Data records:
——————

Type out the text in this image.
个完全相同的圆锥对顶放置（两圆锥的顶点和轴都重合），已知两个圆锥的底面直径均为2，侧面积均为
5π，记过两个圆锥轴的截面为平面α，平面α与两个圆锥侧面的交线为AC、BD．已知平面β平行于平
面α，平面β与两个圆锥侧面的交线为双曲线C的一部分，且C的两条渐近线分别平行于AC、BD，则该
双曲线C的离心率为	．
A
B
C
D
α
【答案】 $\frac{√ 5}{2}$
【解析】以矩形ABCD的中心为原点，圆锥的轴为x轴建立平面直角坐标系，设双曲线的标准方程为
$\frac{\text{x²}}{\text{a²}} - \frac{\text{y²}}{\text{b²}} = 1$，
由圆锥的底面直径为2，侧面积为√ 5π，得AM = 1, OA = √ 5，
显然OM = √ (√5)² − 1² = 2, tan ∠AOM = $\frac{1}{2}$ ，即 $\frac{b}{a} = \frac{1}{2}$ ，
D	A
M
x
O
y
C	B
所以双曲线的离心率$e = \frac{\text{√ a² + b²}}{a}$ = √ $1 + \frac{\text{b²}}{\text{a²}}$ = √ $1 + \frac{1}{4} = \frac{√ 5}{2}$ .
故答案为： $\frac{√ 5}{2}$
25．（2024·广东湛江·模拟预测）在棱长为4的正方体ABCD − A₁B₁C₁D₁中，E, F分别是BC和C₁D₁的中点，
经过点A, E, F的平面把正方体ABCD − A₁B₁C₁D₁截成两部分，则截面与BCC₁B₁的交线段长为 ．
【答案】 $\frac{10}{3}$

——————

■ What to work on ■
Quote every line of the data, word for word.

■ Full output ■
Type out the text in this image.
个完全相同的圆锥对顶放置（两圆锥的顶点和轴都重合），已知两个圆锥的底面直径均为2，侧面积均为
5π，记过两个圆锥轴的截面为平面α，平面α与两个圆锥侧面的交线为AC、BD．已知平面β平行于平
面α，平面β与两个圆锥侧面的交线为双曲线C的一部分，且C的两条渐近线分别平行于AC、BD，则该
双曲线C的离心率为	．
A
B
C
D
α
【答案】 $\frac{√ 5}{2}$
【解析】以矩形ABCD的中心为原点，圆锥的轴为x轴建立平面直角坐标系，设双曲线的标准方程为
$\frac{\text{x²}}{\text{a²}} - \frac{\text{y²}}{\text{b²}} = 1$，
由圆锥的底面直径为2，侧面积为√ 5π，得AM = 1, OA = √ 5，
显然OM = √ (√5)² − 1² = 2, tan ∠AOM = $\frac{1}{2}$ ，即 $\frac{b}{a} = \frac{1}{2}$ ，
D	A
M
x
O
y
C	B
所以双曲线的离心率$e = \frac{\text{√ a² + b²}}{a}$ = √ $1 + \frac{\text{b²}}{\text{a²}}$ = √ $1 + \frac{1}{4} = \frac{√ 5}{2}$ .
故答案为： $\frac{√ 5}{2}$
25．（2024·广东湛江·模拟预测）在棱长为4的正方体ABCD − A₁B₁C₁D₁中，E, F分别是BC和C₁D₁的中点，
经过点A, E, F的平面把正方体ABCD − A₁B₁C₁D₁截成两部分，则截面与BCC₁B₁的交线段长为 ．
【答案】 $\frac{10}{3}$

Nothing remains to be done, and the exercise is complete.